**Records to use:**
## Begin

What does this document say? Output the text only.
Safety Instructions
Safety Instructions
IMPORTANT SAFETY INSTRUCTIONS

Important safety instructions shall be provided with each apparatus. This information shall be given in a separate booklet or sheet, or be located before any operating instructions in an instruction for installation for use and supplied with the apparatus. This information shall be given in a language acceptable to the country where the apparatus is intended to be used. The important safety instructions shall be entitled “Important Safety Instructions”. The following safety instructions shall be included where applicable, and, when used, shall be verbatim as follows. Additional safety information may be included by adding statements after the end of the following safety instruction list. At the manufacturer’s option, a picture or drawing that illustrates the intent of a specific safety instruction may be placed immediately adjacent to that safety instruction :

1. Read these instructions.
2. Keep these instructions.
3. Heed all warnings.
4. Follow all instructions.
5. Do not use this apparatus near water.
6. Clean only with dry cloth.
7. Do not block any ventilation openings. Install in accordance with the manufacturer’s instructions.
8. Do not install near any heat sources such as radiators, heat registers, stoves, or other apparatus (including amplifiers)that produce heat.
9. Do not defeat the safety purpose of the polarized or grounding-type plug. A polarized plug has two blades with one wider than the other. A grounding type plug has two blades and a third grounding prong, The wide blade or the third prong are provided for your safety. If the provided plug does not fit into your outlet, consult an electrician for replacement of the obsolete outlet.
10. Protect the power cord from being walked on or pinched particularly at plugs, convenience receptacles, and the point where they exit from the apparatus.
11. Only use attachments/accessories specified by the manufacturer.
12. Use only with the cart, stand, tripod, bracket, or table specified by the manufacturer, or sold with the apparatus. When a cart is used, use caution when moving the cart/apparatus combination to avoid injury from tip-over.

## End

**Instructions to follow:** Every line of the data above should be reproduced word for word.

**Solution to this task:**
What does this document say? Output the text only.
Safety Instructions
Safety Instructions
IMPORTANT SAFETY INSTRUCTIONS

Important safety instructions shall be provided with each apparatus. This information shall be given in a separate booklet or sheet, or be located before any operating instructions in an instruction for installation for use and supplied with the apparatus. This information shall be given in a language acceptable to the country where the apparatus is intended to be used. The important safety instructions shall be entitled “Important Safety Instructions”. The following safety instructions shall be included where applicable, and, when used, shall be verbatim as follows. Additional safety information may be included by adding statements after the end of the following safety instruction list. At the manufacturer’s option, a picture or drawing that illustrates the intent of a specific safety instruction may be placed immediately adjacent to that safety instruction :

1. Read these instructions.
2. Keep these instructions.
3. Heed all warnings.
4. Follow all instructions.
5. Do not use this apparatus near water.
6. Clean only with dry cloth.
7. Do not block any ventilation openings. Install in accordance with the manufacturer’s instructions.
8. Do not install near any heat sources such as radiators, heat registers, stoves, or other apparatus (including amplifiers)that produce heat.
9. Do not defeat the safety purpose of the polarized or grounding-type plug. A polarized plug has two blades with one wider than the other. A grounding type plug has two blades and a third grounding prong, The wide blade or the third prong are provided for your safety. If the provided plug does not fit into your outlet, consult an electrician for replacement of the obsolete outlet.
10. Protect the power cord from being walked on or pinched particularly at plugs, convenience receptacles, and the point where they exit from the apparatus.
11. Only use attachments/accessories specified by the manufacturer.
12. Use only with the cart, stand, tripod, bracket, or table specified by the manufacturer, or sold with the apparatus. When a cart is used, use caution when moving the cart/apparatus combination to avoid injury from tip-over.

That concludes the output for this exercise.